**What the task requires**: Lines that include the word "ttit" are the ones to copy.

— Start of Records for the task —

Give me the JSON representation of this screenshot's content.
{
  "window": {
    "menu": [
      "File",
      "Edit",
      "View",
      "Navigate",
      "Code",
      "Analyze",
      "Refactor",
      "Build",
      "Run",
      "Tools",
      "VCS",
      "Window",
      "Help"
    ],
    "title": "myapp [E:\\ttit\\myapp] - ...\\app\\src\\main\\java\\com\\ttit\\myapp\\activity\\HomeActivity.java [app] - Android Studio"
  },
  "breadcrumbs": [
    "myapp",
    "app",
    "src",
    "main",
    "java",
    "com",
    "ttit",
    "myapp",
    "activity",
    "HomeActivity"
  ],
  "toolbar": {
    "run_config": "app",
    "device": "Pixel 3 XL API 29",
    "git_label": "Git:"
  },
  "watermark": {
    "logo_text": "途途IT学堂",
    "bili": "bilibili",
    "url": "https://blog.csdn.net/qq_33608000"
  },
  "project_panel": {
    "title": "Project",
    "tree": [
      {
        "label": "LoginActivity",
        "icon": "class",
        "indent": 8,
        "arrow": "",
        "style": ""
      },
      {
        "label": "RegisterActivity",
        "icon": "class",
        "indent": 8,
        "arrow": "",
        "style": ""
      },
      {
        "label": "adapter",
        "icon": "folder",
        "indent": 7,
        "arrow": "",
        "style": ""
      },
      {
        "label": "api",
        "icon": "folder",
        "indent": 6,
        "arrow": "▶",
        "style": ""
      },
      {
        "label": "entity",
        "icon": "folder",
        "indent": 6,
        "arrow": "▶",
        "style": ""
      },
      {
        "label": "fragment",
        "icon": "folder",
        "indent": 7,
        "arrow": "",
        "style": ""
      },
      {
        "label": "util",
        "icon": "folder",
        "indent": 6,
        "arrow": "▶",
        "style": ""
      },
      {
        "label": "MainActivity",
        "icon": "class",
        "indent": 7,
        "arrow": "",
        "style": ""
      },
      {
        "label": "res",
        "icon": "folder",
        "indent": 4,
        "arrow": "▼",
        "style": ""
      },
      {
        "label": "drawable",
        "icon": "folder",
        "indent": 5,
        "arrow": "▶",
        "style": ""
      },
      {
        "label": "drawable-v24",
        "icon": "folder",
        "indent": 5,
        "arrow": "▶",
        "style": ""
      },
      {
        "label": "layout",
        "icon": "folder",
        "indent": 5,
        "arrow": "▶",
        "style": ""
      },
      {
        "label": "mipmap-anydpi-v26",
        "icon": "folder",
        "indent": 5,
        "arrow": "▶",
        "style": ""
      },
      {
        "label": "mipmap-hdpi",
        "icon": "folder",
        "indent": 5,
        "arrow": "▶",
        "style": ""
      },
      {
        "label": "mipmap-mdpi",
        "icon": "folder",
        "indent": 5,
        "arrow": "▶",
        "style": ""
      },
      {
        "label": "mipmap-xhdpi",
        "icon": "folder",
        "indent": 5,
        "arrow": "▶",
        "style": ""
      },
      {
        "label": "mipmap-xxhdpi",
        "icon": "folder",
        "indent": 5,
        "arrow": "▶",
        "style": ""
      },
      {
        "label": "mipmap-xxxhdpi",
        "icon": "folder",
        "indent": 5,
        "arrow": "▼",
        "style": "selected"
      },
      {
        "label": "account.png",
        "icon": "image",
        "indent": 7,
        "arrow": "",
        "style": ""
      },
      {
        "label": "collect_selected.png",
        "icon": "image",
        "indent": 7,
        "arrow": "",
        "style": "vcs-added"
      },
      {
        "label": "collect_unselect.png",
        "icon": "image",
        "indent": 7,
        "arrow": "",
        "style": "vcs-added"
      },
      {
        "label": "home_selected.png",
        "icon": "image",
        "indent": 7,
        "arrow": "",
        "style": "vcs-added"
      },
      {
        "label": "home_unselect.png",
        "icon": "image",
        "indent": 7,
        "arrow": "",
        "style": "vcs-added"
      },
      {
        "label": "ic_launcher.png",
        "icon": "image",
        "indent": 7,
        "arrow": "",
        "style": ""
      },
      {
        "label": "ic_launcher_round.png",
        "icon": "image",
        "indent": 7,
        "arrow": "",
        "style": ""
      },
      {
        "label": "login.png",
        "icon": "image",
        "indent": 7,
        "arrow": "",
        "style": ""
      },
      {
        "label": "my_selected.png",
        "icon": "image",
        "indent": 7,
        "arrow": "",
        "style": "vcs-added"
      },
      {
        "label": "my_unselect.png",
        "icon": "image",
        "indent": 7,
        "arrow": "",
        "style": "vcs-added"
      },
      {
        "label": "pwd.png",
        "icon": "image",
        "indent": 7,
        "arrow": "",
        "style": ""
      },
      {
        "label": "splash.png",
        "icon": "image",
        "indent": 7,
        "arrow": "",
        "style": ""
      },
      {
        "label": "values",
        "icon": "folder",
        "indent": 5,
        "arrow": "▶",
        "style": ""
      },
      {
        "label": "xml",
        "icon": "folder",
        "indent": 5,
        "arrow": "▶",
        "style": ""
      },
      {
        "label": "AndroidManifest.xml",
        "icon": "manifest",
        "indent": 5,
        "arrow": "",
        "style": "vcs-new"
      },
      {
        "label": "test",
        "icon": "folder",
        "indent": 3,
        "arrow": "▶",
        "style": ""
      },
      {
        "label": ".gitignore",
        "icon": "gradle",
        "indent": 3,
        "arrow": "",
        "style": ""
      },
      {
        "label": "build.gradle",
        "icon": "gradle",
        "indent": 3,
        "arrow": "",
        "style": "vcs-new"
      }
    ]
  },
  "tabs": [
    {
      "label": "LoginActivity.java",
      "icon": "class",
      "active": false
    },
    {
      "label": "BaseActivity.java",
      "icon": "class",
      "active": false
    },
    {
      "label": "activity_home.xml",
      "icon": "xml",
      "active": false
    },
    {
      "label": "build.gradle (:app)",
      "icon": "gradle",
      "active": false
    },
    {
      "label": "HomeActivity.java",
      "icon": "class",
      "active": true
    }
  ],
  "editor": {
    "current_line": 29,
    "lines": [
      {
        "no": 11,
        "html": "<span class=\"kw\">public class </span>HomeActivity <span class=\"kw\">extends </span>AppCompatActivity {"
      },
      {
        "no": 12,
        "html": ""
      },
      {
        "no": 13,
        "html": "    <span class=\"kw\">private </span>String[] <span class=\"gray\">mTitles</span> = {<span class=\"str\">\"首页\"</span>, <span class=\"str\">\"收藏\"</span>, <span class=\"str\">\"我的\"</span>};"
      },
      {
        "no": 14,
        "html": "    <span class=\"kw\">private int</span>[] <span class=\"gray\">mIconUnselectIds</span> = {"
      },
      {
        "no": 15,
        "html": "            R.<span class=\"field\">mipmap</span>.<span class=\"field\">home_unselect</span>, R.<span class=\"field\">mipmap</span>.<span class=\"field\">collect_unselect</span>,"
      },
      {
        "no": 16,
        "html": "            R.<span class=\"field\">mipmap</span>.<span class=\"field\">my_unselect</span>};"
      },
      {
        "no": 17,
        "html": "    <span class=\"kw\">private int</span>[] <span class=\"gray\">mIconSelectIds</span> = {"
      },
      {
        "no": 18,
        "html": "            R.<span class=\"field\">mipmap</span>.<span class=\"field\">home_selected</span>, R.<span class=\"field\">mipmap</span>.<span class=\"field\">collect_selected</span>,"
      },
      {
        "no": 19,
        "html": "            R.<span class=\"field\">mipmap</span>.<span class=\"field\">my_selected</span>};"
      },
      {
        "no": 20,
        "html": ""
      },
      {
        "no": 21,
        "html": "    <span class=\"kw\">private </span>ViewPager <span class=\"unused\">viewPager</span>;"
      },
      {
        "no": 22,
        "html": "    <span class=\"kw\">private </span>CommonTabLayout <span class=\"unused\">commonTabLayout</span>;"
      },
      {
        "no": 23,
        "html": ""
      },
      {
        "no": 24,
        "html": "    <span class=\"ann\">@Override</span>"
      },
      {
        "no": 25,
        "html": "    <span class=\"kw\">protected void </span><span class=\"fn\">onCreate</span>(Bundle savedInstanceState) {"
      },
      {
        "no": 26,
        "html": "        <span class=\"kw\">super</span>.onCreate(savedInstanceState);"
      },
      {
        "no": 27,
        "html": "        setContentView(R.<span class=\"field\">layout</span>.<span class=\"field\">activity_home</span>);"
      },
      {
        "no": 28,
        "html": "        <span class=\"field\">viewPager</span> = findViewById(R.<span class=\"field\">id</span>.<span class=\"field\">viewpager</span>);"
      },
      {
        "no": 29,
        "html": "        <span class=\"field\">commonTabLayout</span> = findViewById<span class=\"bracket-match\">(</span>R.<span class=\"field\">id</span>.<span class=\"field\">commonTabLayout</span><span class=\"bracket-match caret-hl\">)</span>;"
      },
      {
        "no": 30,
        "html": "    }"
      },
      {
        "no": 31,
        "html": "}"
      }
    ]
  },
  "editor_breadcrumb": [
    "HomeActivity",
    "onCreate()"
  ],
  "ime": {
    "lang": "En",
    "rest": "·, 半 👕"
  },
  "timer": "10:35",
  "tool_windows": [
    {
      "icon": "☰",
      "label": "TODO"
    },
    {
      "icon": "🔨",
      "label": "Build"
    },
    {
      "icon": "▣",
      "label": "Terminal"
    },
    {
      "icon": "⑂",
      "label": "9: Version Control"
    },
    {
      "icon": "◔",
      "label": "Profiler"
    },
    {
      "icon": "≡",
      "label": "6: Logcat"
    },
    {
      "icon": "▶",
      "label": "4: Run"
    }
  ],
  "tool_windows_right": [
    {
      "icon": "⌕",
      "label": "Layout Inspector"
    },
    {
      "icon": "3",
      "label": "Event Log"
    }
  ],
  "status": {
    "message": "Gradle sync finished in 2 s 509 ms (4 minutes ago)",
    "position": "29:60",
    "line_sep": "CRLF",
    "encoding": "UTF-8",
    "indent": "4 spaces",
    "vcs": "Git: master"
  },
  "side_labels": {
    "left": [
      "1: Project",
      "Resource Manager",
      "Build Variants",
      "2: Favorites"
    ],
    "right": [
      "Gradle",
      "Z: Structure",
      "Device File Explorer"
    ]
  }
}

— End of Records for the task —

**Solution below**:
    "title": "myapp [E:\\ttit\\myapp] - ...\\app\\src\\main\\java\\com\\ttit\\myapp\\activity\\HomeActivity.java [app] - Android Studio"
    "ttit",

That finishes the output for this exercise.